Give the data a second time, exactly and in full.

#### [MATERIAL]
** BEGIN **

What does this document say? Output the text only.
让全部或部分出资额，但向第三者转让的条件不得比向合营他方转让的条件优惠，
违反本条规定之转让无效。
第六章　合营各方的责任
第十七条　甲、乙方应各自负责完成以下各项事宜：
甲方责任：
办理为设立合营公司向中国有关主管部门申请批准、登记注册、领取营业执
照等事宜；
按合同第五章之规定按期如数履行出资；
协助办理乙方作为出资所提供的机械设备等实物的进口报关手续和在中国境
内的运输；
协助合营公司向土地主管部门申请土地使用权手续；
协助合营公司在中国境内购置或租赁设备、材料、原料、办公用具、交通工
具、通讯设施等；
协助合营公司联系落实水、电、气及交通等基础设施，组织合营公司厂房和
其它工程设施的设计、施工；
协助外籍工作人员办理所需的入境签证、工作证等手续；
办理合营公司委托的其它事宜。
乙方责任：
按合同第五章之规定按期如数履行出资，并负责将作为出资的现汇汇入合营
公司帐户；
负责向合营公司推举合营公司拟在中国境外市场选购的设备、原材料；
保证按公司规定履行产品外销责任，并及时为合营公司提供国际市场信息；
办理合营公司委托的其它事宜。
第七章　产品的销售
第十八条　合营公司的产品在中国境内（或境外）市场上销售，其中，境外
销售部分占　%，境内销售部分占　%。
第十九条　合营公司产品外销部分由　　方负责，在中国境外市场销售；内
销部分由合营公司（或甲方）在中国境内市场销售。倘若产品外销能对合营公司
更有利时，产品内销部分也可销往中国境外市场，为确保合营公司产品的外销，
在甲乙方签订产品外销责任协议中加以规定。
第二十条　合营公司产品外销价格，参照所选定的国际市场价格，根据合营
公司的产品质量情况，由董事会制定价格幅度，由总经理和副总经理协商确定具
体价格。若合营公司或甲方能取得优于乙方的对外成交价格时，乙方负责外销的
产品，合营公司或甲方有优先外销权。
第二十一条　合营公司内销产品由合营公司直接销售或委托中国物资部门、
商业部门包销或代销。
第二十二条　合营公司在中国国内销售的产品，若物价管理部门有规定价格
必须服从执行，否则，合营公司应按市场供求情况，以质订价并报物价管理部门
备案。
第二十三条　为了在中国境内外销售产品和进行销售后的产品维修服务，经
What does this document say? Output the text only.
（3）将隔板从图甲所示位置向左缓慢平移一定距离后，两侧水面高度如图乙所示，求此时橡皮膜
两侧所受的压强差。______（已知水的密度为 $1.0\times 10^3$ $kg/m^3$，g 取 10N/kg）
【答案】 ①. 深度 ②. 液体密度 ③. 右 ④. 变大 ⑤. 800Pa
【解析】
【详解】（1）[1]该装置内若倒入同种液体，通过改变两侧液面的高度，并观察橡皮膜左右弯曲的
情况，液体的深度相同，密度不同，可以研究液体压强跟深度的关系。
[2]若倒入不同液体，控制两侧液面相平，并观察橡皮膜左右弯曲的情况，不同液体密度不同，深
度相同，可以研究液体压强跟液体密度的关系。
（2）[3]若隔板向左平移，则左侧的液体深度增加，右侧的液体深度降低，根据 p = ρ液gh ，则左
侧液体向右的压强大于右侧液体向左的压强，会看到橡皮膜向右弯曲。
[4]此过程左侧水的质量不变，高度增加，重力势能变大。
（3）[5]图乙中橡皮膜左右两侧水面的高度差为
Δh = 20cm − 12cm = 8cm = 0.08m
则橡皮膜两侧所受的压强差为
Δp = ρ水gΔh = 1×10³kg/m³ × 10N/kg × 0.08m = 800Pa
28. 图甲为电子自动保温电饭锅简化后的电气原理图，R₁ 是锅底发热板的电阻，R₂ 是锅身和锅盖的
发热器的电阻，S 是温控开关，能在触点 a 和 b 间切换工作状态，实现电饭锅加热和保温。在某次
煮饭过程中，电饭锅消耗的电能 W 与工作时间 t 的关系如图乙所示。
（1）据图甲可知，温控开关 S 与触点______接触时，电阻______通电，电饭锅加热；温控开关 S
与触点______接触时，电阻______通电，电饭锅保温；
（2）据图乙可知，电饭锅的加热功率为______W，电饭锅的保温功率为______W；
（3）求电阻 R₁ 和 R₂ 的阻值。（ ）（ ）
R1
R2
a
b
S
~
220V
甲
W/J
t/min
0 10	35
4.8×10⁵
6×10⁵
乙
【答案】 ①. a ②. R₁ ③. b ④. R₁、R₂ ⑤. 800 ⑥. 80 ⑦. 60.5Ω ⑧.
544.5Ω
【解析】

** END **

#### [FULL OUTPUT]
What does this document say? Output the text only.
让全部或部分出资额，但向第三者转让的条件不得比向合营他方转让的条件优惠，
违反本条规定之转让无效。
第六章　合营各方的责任
第十七条　甲、乙方应各自负责完成以下各项事宜：
甲方责任：
办理为设立合营公司向中国有关主管部门申请批准、登记注册、领取营业执
照等事宜；
按合同第五章之规定按期如数履行出资；
协助办理乙方作为出资所提供的机械设备等实物的进口报关手续和在中国境
内的运输；
协助合营公司向土地主管部门申请土地使用权手续；
协助合营公司在中国境内购置或租赁设备、材料、原料、办公用具、交通工
具、通讯设施等；
协助合营公司联系落实水、电、气及交通等基础设施，组织合营公司厂房和
其它工程设施的设计、施工；
协助外籍工作人员办理所需的入境签证、工作证等手续；
办理合营公司委托的其它事宜。
乙方责任：
按合同第五章之规定按期如数履行出资，并负责将作为出资的现汇汇入合营
公司帐户；
负责向合营公司推举合营公司拟在中国境外市场选购的设备、原材料；
保证按公司规定履行产品外销责任，并及时为合营公司提供国际市场信息；
办理合营公司委托的其它事宜。
第七章　产品的销售
第十八条　合营公司的产品在中国境内（或境外）市场上销售，其中，境外
销售部分占　%，境内销售部分占　%。
第十九条　合营公司产品外销部分由　　方负责，在中国境外市场销售；内
销部分由合营公司（或甲方）在中国境内市场销售。倘若产品外销能对合营公司
更有利时，产品内销部分也可销往中国境外市场，为确保合营公司产品的外销，
在甲乙方签订产品外销责任协议中加以规定。
第二十条　合营公司产品外销价格，参照所选定的国际市场价格，根据合营
公司的产品质量情况，由董事会制定价格幅度，由总经理和副总经理协商确定具
体价格。若合营公司或甲方能取得优于乙方的对外成交价格时，乙方负责外销的
产品，合营公司或甲方有优先外销权。
第二十一条　合营公司内销产品由合营公司直接销售或委托中国物资部门、
商业部门包销或代销。
第二十二条　合营公司在中国国内销售的产品，若物价管理部门有规定价格
必须服从执行，否则，合营公司应按市场供求情况，以质订价并报物价管理部门
备案。
第二十三条　为了在中国境内外销售产品和进行销售后的产品维修服务，经
What does this document say? Output the text only.
（3）将隔板从图甲所示位置向左缓慢平移一定距离后，两侧水面高度如图乙所示，求此时橡皮膜
两侧所受的压强差。______（已知水的密度为 $1.0\times 10^3$ $kg/m^3$，g 取 10N/kg）
【答案】 ①. 深度 ②. 液体密度 ③. 右 ④. 变大 ⑤. 800Pa
【解析】
【详解】（1）[1]该装置内若倒入同种液体，通过改变两侧液面的高度，并观察橡皮膜左右弯曲的
情况，液体的深度相同，密度不同，可以研究液体压强跟深度的关系。
[2]若倒入不同液体，控制两侧液面相平，并观察橡皮膜左右弯曲的情况，不同液体密度不同，深
度相同，可以研究液体压强跟液体密度的关系。
（2）[3]若隔板向左平移，则左侧的液体深度增加，右侧的液体深度降低，根据 p = ρ液gh ，则左
侧液体向右的压强大于右侧液体向左的压强，会看到橡皮膜向右弯曲。
[4]此过程左侧水的质量不变，高度增加，重力势能变大。
（3）[5]图乙中橡皮膜左右两侧水面的高度差为
Δh = 20cm − 12cm = 8cm = 0.08m
则橡皮膜两侧所受的压强差为
Δp = ρ水gΔh = 1×10³kg/m³ × 10N/kg × 0.08m = 800Pa
28. 图甲为电子自动保温电饭锅简化后的电气原理图，R₁ 是锅底发热板的电阻，R₂ 是锅身和锅盖的
发热器的电阻，S 是温控开关，能在触点 a 和 b 间切换工作状态，实现电饭锅加热和保温。在某次
煮饭过程中，电饭锅消耗的电能 W 与工作时间 t 的关系如图乙所示。
（1）据图甲可知，温控开关 S 与触点______接触时，电阻______通电，电饭锅加热；温控开关 S
与触点______接触时，电阻______通电，电饭锅保温；
（2）据图乙可知，电饭锅的加热功率为______W，电饭锅的保温功率为______W；
（3）求电阻 R₁ 和 R₂ 的阻值。（ ）（ ）
R1
R2
a
b
S
~
220V
甲
W/J
t/min
0 10	35
4.8×10⁵
6×10⁵
乙
【答案】 ①. a ②. R₁ ③. b ④. R₁、R₂ ⑤. 800 ⑥. 80 ⑦. 60.5Ω ⑧.
544.5Ω
【解析】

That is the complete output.